§ EXERCISE MATERIAL:
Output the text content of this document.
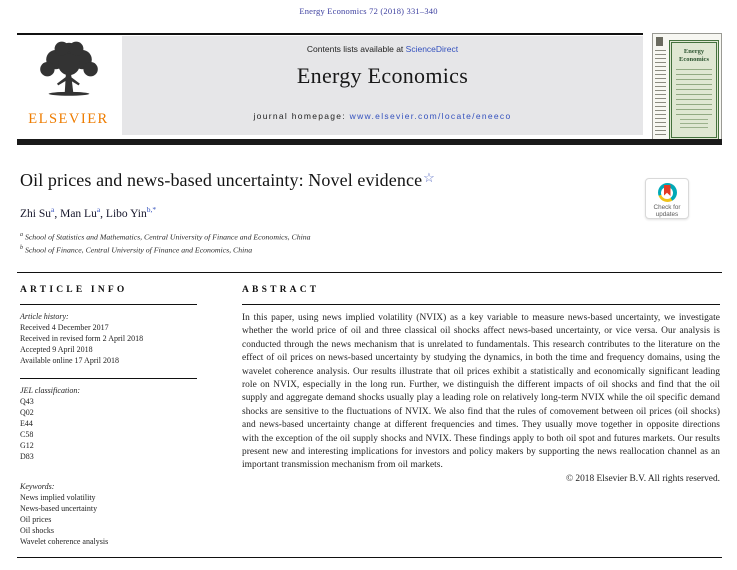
Energy Economics 72 (2018) 331–340
ELSEVIER
Contents lists available at ScienceDirect
Energy Economics
journal homepage: www.elsevier.com/locate/eneeco
Energy
Economics
Oil prices and news-based uncertainty: Novel evidence☆
Check for
updates
Zhi Su$^a$, Man Lu$^a$, Libo Yin$^{b,*}$
$^a$ School of Statistics and Mathematics, Central University of Finance and Economics, China
$^b$ School of Finance, Central University of Finance and Economics, China
ARTICLE INFO
Article history:
Received 4 December 2017
Received in revised form 2 April 2018
Accepted 9 April 2018
Available online 17 April 2018
JEL classification:
Q43
Q02
E44
C58
G12
D83
Keywords:
News implied volatility
News-based uncertainty
Oil prices
Oil shocks
Wavelet coherence analysis
ABSTRACT
In this paper, using news implied volatility (NVIX) as a key variable to measure news-based uncertainty, we investigate whether the world price of oil and three classical oil shocks affect news-based uncertainty, or vice versa. Our analysis is conducted through the news mechanism that is unrelated to fundamentals. This research contributes to the literature on the effect of oil prices on news-based uncertainty by studying the dynamics, in both the time and frequency domains, using the wavelet coherence analysis. Our results illustrate that oil prices exhibit a statistically and economically significant leading role on NVIX, especially in the long run. Further, we distinguish the different impacts of oil shocks and find that the oil supply and aggregate demand shocks usually play a leading role on relatively long-term NVIX while the oil specific demand shocks are sensitive to the fluctuations of NVIX. We also find that the rules of comovement between oil prices (oil shocks) and news-based uncertainty change at different frequencies and times. They usually move together in opposite directions with the exception of the oil supply shocks and NVIX. These findings apply to both oil spot and futures markets. Our results present new and interesting implications for investors and policy makers by supporting the news reallocation channel as an important transmission mechanism from oil markets.
© 2018 Elsevier B.V. All rights reserved.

§ THE PROBLEM:
Transcribe each entry precisely as given, leaving the pictures out.

§ EXERCISE SOLUTION:
Output the text content of this document.
Energy Economics 72 (2018) 331–340
ELSEVIER
Contents lists available at ScienceDirect
Energy Economics
journal homepage: www.elsevier.com/locate/eneeco
Energy
Economics
Oil prices and news-based uncertainty: Novel evidence☆
Check for
updates
Zhi Su$^a$, Man Lu$^a$, Libo Yin$^{b,*}$
$^a$ School of Statistics and Mathematics, Central University of Finance and Economics, China
$^b$ School of Finance, Central University of Finance and Economics, China
ARTICLE INFO
Article history:
Received 4 December 2017
Received in revised form 2 April 2018
Accepted 9 April 2018
Available online 17 April 2018
JEL classification:
Q43
Q02
E44
C58
G12
D83
Keywords:
News implied volatility
News-based uncertainty
Oil prices
Oil shocks
Wavelet coherence analysis
ABSTRACT
In this paper, using news implied volatility (NVIX) as a key variable to measure news-based uncertainty, we investigate whether the world price of oil and three classical oil shocks affect news-based uncertainty, or vice versa. Our analysis is conducted through the news mechanism that is unrelated to fundamentals. This research contributes to the literature on the effect of oil prices on news-based uncertainty by studying the dynamics, in both the time and frequency domains, using the wavelet coherence analysis. Our results illustrate that oil prices exhibit a statistically and economically significant leading role on NVIX, especially in the long run. Further, we distinguish the different impacts of oil shocks and find that the oil supply and aggregate demand shocks usually play a leading role on relatively long-term NVIX while the oil specific demand shocks are sensitive to the fluctuations of NVIX. We also find that the rules of comovement between oil prices (oil shocks) and news-based uncertainty change at different frequencies and times. They usually move together in opposite directions with the exception of the oil supply shocks and NVIX. These findings apply to both oil spot and futures markets. Our results present new and interesting implications for investors and policy makers by supporting the news reallocation channel as an important transmission mechanism from oil markets.
© 2018 Elsevier B.V. All rights reserved.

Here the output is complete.